Aim: Show all lines holding "Rate".

## START

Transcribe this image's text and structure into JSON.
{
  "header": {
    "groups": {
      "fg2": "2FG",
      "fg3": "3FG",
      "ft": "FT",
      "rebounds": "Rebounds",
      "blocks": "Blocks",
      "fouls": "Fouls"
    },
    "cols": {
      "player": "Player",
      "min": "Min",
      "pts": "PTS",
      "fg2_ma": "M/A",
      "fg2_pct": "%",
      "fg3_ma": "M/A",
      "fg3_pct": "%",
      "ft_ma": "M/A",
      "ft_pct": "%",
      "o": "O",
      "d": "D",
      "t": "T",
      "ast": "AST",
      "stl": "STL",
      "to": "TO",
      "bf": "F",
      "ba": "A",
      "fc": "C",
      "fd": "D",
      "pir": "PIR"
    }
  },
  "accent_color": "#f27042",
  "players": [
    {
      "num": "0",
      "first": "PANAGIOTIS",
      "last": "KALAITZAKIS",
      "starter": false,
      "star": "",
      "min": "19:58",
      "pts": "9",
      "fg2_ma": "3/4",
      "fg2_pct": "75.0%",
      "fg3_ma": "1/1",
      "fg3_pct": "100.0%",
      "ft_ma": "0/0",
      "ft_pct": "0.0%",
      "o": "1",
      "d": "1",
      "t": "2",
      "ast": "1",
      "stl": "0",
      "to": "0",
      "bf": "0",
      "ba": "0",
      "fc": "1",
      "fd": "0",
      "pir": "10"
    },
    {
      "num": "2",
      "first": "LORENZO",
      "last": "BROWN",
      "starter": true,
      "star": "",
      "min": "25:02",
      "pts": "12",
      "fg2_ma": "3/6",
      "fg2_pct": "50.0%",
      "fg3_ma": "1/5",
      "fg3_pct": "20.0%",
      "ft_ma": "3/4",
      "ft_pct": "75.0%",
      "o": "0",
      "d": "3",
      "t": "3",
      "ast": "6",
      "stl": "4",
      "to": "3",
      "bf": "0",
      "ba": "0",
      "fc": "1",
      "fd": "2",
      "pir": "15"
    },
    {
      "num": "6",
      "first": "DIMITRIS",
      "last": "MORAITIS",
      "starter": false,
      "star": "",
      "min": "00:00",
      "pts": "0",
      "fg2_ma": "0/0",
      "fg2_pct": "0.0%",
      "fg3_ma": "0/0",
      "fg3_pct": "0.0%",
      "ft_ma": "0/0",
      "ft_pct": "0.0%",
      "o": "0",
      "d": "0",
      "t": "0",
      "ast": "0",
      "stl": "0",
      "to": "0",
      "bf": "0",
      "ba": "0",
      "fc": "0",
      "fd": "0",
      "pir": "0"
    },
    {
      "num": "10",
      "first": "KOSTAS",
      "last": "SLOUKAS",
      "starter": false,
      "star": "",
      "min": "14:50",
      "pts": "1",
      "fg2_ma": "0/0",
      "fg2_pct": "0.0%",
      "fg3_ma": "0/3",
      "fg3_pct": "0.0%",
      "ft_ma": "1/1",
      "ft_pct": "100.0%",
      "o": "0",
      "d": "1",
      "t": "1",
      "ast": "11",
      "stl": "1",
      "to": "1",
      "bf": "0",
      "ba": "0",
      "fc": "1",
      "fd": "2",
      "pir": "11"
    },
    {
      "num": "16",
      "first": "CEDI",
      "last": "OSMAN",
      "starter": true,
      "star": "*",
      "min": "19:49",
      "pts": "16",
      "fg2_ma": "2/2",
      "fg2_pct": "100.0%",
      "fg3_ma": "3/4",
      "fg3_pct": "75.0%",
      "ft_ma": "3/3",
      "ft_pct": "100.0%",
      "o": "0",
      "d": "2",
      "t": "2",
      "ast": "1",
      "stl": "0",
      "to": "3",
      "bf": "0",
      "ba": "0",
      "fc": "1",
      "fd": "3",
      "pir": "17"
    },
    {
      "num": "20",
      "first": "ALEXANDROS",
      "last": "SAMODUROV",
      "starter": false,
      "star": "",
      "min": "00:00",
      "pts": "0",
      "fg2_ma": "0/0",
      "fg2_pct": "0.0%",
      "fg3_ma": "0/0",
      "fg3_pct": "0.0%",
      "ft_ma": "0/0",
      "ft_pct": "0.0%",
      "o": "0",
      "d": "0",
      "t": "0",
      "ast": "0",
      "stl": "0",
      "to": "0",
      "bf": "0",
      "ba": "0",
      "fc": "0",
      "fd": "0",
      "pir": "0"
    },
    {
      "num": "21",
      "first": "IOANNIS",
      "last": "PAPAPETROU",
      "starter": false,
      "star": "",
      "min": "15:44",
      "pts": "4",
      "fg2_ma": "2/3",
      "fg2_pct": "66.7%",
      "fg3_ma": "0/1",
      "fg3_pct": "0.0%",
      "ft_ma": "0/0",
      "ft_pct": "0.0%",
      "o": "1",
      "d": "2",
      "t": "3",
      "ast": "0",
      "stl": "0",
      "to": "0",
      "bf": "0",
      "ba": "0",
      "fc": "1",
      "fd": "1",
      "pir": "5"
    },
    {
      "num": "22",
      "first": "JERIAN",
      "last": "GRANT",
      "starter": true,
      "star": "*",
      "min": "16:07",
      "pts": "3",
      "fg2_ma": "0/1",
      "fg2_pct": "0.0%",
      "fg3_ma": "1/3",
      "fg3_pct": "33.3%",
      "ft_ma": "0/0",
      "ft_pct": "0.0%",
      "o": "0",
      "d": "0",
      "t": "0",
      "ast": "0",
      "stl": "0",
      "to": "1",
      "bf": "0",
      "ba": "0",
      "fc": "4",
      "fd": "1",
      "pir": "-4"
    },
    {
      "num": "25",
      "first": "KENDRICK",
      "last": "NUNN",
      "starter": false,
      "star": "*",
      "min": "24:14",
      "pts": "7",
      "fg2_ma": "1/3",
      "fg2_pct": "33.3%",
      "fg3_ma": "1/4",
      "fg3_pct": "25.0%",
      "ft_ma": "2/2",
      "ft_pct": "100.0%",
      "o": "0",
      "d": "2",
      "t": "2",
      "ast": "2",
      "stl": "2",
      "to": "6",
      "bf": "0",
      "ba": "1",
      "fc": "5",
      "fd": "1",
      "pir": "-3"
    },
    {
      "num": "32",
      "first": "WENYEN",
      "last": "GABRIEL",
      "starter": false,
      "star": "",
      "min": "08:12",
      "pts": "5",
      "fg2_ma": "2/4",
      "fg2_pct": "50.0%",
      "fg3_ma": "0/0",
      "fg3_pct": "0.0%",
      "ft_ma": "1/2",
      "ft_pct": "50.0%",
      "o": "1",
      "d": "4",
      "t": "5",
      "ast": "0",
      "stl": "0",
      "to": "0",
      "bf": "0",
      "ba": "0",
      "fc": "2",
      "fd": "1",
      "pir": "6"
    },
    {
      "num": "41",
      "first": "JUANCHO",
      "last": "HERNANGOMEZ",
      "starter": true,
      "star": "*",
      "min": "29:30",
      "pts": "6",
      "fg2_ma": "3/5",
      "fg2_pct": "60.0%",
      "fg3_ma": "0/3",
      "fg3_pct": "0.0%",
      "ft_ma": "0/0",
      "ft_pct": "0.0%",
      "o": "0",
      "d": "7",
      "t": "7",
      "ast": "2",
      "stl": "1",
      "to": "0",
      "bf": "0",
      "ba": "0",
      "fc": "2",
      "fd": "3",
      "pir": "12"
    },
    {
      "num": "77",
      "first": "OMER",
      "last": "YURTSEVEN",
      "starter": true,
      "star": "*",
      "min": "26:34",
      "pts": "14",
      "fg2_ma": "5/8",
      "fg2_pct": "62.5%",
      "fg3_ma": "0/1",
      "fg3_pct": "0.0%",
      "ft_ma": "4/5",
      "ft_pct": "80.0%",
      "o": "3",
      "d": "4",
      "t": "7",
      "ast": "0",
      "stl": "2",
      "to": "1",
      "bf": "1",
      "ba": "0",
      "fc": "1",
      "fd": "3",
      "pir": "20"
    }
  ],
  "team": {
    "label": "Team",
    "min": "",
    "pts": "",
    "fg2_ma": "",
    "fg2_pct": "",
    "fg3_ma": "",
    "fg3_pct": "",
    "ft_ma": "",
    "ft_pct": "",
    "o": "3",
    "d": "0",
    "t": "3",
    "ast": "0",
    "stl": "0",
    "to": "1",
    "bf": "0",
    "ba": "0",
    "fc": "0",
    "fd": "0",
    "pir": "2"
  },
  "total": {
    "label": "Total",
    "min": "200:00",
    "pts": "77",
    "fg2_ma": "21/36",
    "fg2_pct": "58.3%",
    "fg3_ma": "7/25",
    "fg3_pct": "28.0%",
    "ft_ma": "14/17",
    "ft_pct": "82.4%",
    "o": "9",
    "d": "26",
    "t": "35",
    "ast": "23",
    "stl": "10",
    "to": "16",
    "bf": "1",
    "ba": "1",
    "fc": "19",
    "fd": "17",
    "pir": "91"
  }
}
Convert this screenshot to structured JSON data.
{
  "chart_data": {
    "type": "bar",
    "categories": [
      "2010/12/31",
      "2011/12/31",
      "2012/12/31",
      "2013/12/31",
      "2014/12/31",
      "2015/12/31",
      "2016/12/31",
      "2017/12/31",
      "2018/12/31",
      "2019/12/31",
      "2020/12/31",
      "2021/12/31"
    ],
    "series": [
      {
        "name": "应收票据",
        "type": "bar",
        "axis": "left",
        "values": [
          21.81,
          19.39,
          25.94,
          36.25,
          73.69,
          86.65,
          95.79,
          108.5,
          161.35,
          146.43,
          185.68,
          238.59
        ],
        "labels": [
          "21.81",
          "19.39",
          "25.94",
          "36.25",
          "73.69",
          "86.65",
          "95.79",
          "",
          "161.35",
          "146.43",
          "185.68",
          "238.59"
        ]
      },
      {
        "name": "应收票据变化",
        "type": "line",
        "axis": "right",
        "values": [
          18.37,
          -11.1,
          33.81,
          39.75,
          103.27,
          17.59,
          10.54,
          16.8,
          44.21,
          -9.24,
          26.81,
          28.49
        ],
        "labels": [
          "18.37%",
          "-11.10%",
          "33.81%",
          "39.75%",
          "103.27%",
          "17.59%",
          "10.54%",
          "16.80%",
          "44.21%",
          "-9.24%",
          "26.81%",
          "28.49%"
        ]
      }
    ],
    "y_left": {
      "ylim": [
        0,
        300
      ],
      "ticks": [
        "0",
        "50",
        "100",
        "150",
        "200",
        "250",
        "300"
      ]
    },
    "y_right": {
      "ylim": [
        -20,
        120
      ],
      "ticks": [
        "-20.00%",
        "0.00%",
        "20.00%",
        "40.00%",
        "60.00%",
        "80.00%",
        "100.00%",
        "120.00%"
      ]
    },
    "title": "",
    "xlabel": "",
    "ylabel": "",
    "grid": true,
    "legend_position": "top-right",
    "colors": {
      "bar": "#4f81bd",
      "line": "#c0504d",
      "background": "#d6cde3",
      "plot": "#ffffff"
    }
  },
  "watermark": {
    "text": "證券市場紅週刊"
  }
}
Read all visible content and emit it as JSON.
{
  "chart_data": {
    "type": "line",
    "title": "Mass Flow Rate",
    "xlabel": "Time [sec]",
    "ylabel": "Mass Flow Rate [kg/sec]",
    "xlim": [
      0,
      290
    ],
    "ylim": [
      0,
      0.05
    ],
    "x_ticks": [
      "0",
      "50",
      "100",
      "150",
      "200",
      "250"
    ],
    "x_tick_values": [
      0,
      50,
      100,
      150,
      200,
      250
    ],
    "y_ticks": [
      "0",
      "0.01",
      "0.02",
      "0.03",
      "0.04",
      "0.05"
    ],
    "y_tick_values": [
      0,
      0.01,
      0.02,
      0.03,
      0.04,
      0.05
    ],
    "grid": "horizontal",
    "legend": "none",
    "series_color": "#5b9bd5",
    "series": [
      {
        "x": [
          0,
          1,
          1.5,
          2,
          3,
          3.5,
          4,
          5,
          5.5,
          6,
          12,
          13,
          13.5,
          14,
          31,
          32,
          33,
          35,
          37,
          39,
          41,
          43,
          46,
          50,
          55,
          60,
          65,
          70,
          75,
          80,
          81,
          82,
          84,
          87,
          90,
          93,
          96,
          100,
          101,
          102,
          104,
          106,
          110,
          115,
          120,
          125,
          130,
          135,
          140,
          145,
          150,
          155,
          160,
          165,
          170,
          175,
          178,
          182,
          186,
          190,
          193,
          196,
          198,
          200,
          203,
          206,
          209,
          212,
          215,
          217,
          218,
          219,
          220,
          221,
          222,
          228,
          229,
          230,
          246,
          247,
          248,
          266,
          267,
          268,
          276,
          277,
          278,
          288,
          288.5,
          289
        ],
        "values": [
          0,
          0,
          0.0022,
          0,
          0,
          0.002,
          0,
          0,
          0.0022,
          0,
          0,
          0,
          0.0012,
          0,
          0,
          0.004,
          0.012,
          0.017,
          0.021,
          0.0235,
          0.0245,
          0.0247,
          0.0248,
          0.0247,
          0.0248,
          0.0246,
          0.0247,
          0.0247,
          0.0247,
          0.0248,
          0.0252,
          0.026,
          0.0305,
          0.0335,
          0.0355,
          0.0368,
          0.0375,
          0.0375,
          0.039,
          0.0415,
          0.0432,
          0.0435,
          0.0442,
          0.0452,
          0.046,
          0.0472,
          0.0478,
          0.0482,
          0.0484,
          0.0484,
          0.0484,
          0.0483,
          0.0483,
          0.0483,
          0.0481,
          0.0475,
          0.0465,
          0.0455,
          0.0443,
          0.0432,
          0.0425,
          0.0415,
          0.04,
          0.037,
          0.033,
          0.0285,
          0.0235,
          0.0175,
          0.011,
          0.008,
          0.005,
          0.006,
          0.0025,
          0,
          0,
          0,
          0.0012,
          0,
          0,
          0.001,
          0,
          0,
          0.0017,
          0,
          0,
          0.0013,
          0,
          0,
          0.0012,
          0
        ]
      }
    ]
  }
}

## END

Solution:
    "title": "Mass Flow Rate",
    "ylabel": "Mass Flow Rate [kg/sec]",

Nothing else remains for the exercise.